• [Task to carry out] Write out the listing below exactly, and omit any images you find in it.
'''
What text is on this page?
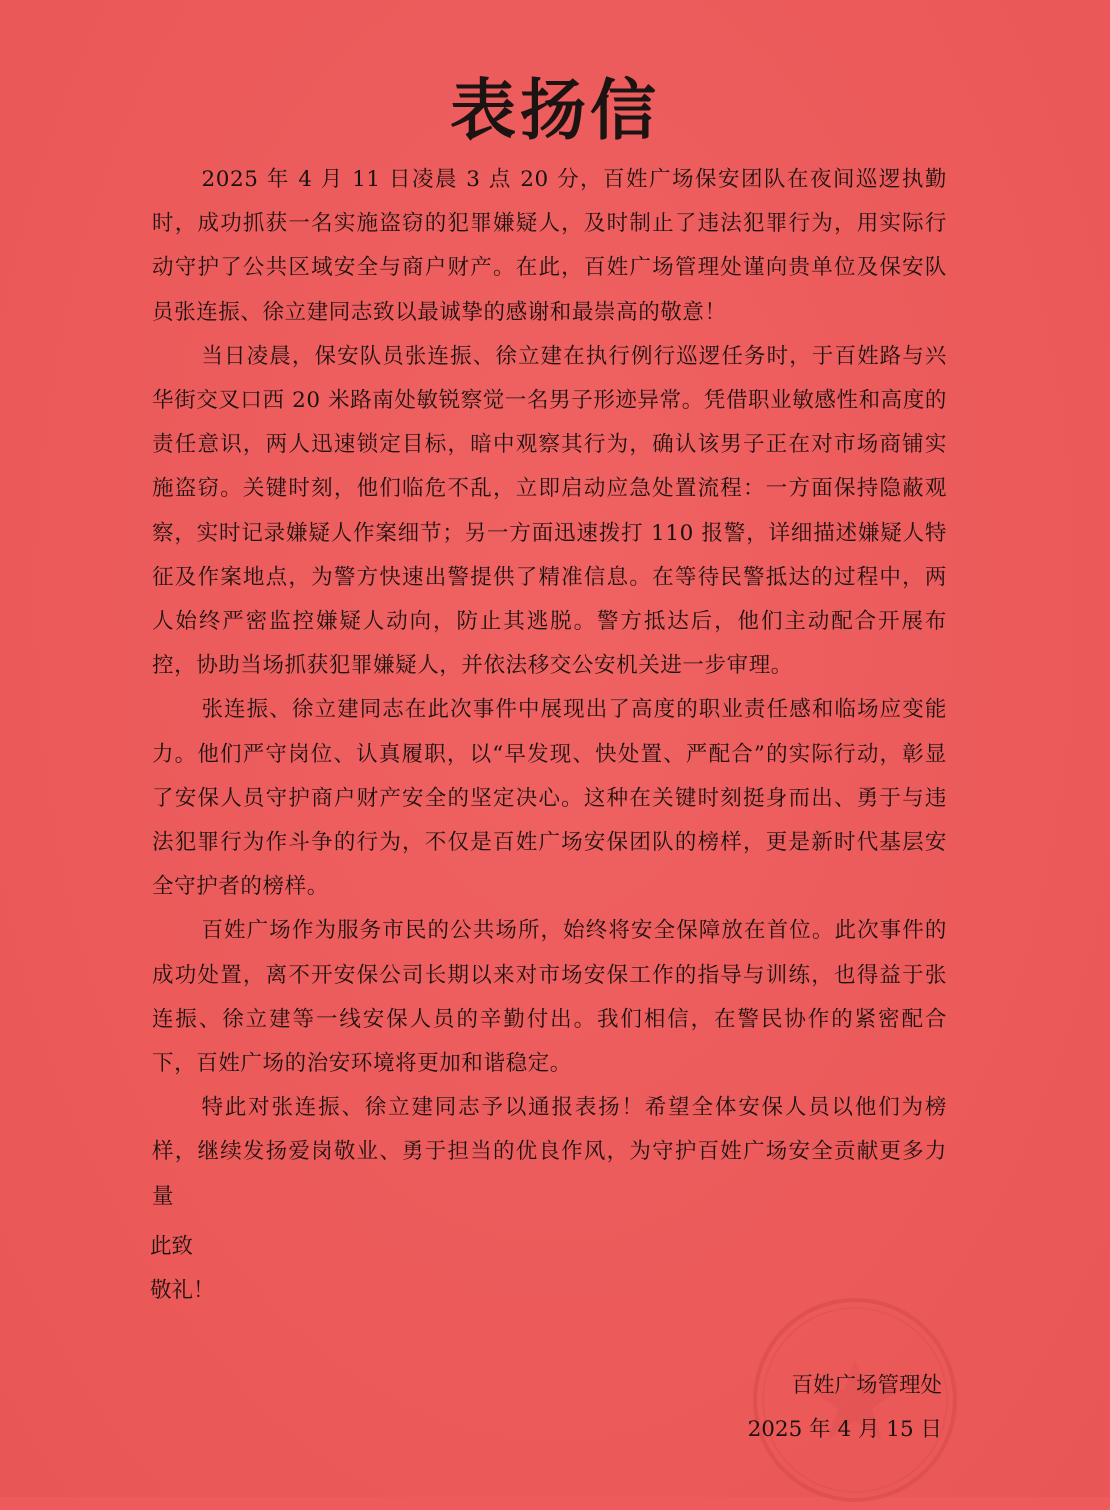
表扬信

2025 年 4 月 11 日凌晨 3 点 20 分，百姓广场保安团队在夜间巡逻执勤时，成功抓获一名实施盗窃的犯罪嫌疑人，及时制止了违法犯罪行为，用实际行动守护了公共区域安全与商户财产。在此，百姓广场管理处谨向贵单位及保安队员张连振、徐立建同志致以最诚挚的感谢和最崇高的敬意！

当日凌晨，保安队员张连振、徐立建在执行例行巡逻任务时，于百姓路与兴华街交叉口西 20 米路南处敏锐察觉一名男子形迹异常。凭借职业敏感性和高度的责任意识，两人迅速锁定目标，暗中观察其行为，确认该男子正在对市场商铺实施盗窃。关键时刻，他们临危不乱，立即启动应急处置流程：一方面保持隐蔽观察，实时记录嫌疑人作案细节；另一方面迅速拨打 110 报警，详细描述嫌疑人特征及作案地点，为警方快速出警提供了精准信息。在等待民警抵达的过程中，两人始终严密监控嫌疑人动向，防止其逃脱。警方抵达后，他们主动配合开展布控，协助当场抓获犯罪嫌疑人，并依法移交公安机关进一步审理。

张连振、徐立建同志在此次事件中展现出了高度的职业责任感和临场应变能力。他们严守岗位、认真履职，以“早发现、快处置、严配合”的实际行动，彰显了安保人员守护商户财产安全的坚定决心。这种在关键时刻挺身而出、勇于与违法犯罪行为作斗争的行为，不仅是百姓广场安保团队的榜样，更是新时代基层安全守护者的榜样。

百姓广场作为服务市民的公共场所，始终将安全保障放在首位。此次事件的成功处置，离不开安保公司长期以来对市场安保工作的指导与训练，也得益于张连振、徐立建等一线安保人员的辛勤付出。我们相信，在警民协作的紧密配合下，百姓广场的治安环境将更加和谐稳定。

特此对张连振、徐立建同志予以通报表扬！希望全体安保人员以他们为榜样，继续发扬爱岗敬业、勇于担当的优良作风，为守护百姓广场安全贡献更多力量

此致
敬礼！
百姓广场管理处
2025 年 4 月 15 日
'''
• [Exercise output]
What text is on this page?
表扬信

2025 年 4 月 11 日凌晨 3 点 20 分，百姓广场保安团队在夜间巡逻执勤时，成功抓获一名实施盗窃的犯罪嫌疑人，及时制止了违法犯罪行为，用实际行动守护了公共区域安全与商户财产。在此，百姓广场管理处谨向贵单位及保安队员张连振、徐立建同志致以最诚挚的感谢和最崇高的敬意！

当日凌晨，保安队员张连振、徐立建在执行例行巡逻任务时，于百姓路与兴华街交叉口西 20 米路南处敏锐察觉一名男子形迹异常。凭借职业敏感性和高度的责任意识，两人迅速锁定目标，暗中观察其行为，确认该男子正在对市场商铺实施盗窃。关键时刻，他们临危不乱，立即启动应急处置流程：一方面保持隐蔽观察，实时记录嫌疑人作案细节；另一方面迅速拨打 110 报警，详细描述嫌疑人特征及作案地点，为警方快速出警提供了精准信息。在等待民警抵达的过程中，两人始终严密监控嫌疑人动向，防止其逃脱。警方抵达后，他们主动配合开展布控，协助当场抓获犯罪嫌疑人，并依法移交公安机关进一步审理。

张连振、徐立建同志在此次事件中展现出了高度的职业责任感和临场应变能力。他们严守岗位、认真履职，以“早发现、快处置、严配合”的实际行动，彰显了安保人员守护商户财产安全的坚定决心。这种在关键时刻挺身而出、勇于与违法犯罪行为作斗争的行为，不仅是百姓广场安保团队的榜样，更是新时代基层安全守护者的榜样。

百姓广场作为服务市民的公共场所，始终将安全保障放在首位。此次事件的成功处置，离不开安保公司长期以来对市场安保工作的指导与训练，也得益于张连振、徐立建等一线安保人员的辛勤付出。我们相信，在警民协作的紧密配合下，百姓广场的治安环境将更加和谐稳定。

特此对张连振、徐立建同志予以通报表扬！希望全体安保人员以他们为榜样，继续发扬爱岗敬业、勇于担当的优良作风，为守护百姓广场安全贡献更多力量

此致
敬礼！
百姓广场管理处
2025 年 4 月 15 日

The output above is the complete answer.